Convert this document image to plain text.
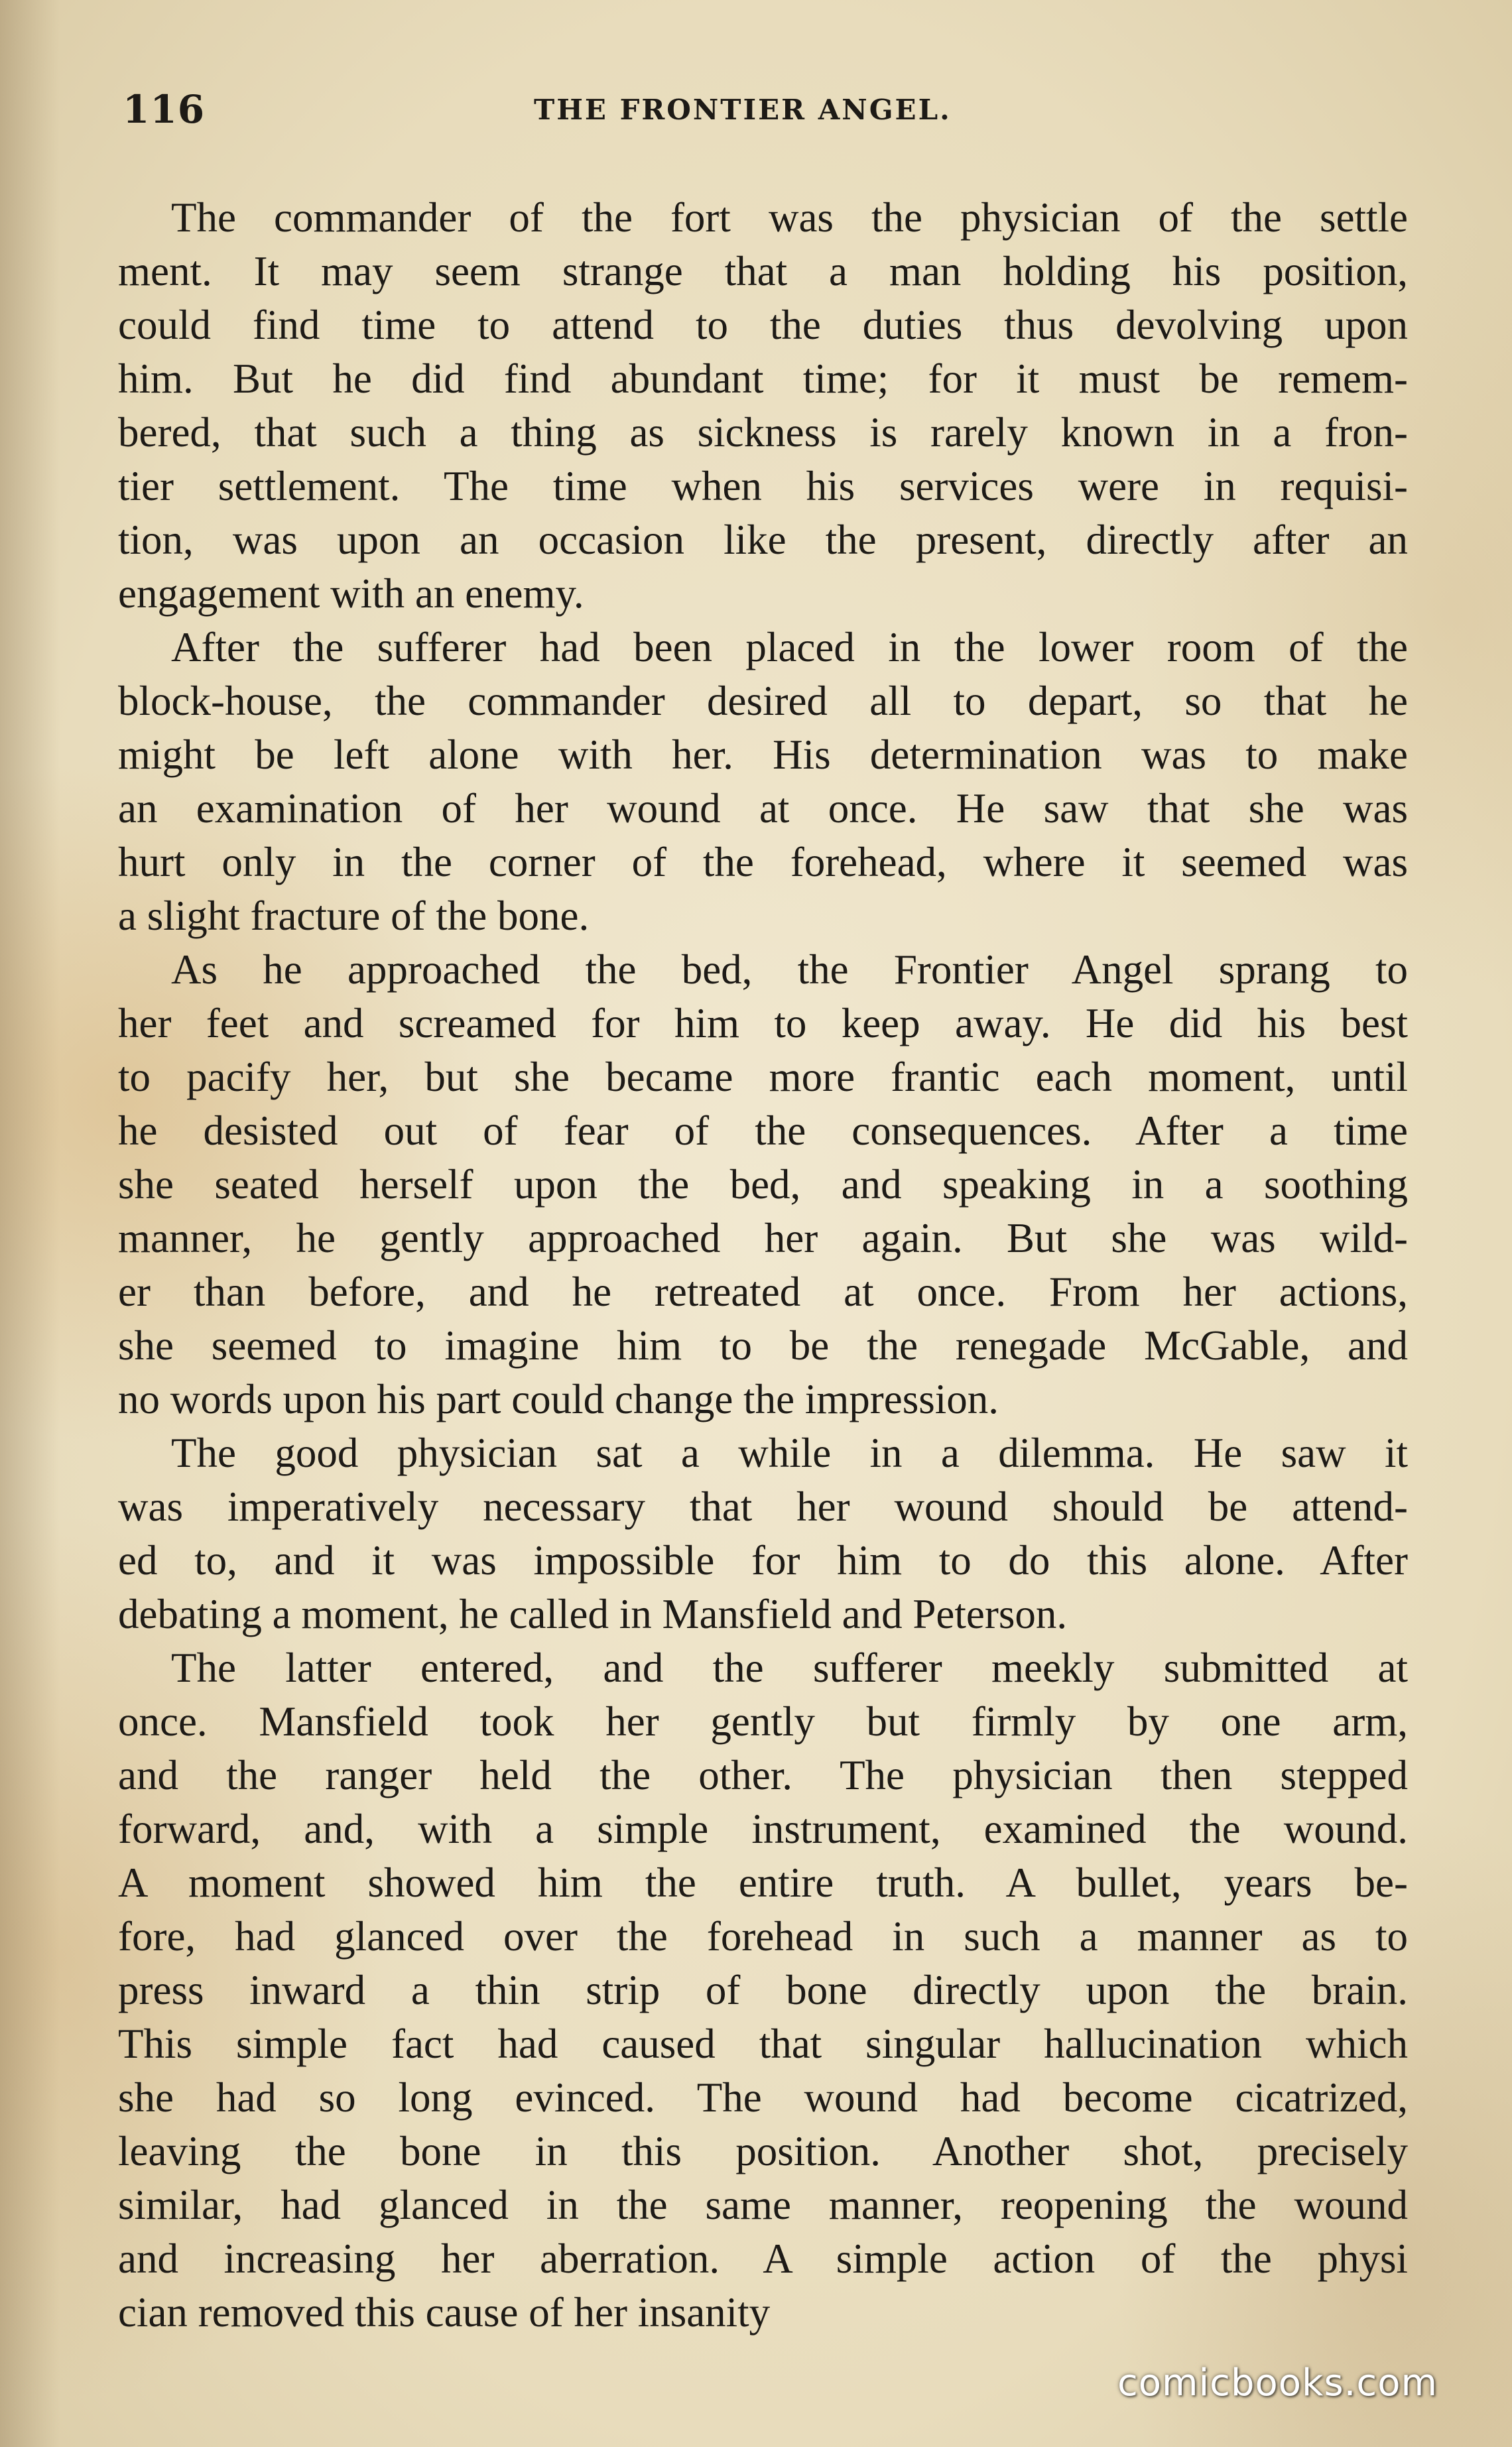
116	THE FRONTIER ANGEL.
The commander of the fort was the physician of the settle
ment. It may seem strange that a man holding his position,
could find time to attend to the duties thus devolving upon
him. But he did find abundant time; for it must be remem-
bered, that such a thing as sickness is rarely known in a fron-
tier settlement. The time when his services were in requisi-
tion, was upon an occasion like the present, directly after an
engagement with an enemy.
After the sufferer had been placed in the lower room of the
block-house, the commander desired all to depart, so that he
might be left alone with her. His determination was to make
an examination of her wound at once. He saw that she was
hurt only in the corner of the forehead, where it seemed was
a slight fracture of the bone.
As he approached the bed, the Frontier Angel sprang to
her feet and screamed for him to keep away. He did his best
to pacify her, but she became more frantic each moment, until
he desisted out of fear of the consequences. After a time
she seated herself upon the bed, and speaking in a soothing
manner, he gently approached her again. But she was wild-
er than before, and he retreated at once. From her actions,
she seemed to imagine him to be the renegade McGable, and
no words upon his part could change the impression.
The good physician sat a while in a dilemma. He saw it
was imperatively necessary that her wound should be attend-
ed to, and it was impossible for him to do this alone. After
debating a moment, he called in Mansfield and Peterson.
The latter entered, and the sufferer meekly submitted at
once. Mansfield took her gently but firmly by one arm,
and the ranger held the other. The physician then stepped
forward, and, with a simple instrument, examined the wound.
A moment showed him the entire truth. A bullet, years be-
fore, had glanced over the forehead in such a manner as to
press inward a thin strip of bone directly upon the brain.
This simple fact had caused that singular hallucination which
she had so long evinced. The wound had become cicatrized,
leaving the bone in this position. Another shot, precisely
similar, had glanced in the same manner, reopening the wound
and increasing her aberration. A simple action of the physi
cian removed this cause of her insanity
comicbooks.com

○ ○ ○ ○

== Exercise goal ==
Repeat the material above in full and exactly, apart from the pictures.

== Exercise response ==
Convert this document image to plain text.
116	THE FRONTIER ANGEL.
The commander of the fort was the physician of the settle
ment. It may seem strange that a man holding his position,
could find time to attend to the duties thus devolving upon
him. But he did find abundant time; for it must be remem-
bered, that such a thing as sickness is rarely known in a fron-
tier settlement. The time when his services were in requisi-
tion, was upon an occasion like the present, directly after an
engagement with an enemy.
After the sufferer had been placed in the lower room of the
block-house, the commander desired all to depart, so that he
might be left alone with her. His determination was to make
an examination of her wound at once. He saw that she was
hurt only in the corner of the forehead, where it seemed was
a slight fracture of the bone.
As he approached the bed, the Frontier Angel sprang to
her feet and screamed for him to keep away. He did his best
to pacify her, but she became more frantic each moment, until
he desisted out of fear of the consequences. After a time
she seated herself upon the bed, and speaking in a soothing
manner, he gently approached her again. But she was wild-
er than before, and he retreated at once. From her actions,
she seemed to imagine him to be the renegade McGable, and
no words upon his part could change the impression.
The good physician sat a while in a dilemma. He saw it
was imperatively necessary that her wound should be attend-
ed to, and it was impossible for him to do this alone. After
debating a moment, he called in Mansfield and Peterson.
The latter entered, and the sufferer meekly submitted at
once. Mansfield took her gently but firmly by one arm,
and the ranger held the other. The physician then stepped
forward, and, with a simple instrument, examined the wound.
A moment showed him the entire truth. A bullet, years be-
fore, had glanced over the forehead in such a manner as to
press inward a thin strip of bone directly upon the brain.
This simple fact had caused that singular hallucination which
she had so long evinced. The wound had become cicatrized,
leaving the bone in this position. Another shot, precisely
similar, had glanced in the same manner, reopening the wound
and increasing her aberration. A simple action of the physi
cian removed this cause of her insanity
comicbooks.com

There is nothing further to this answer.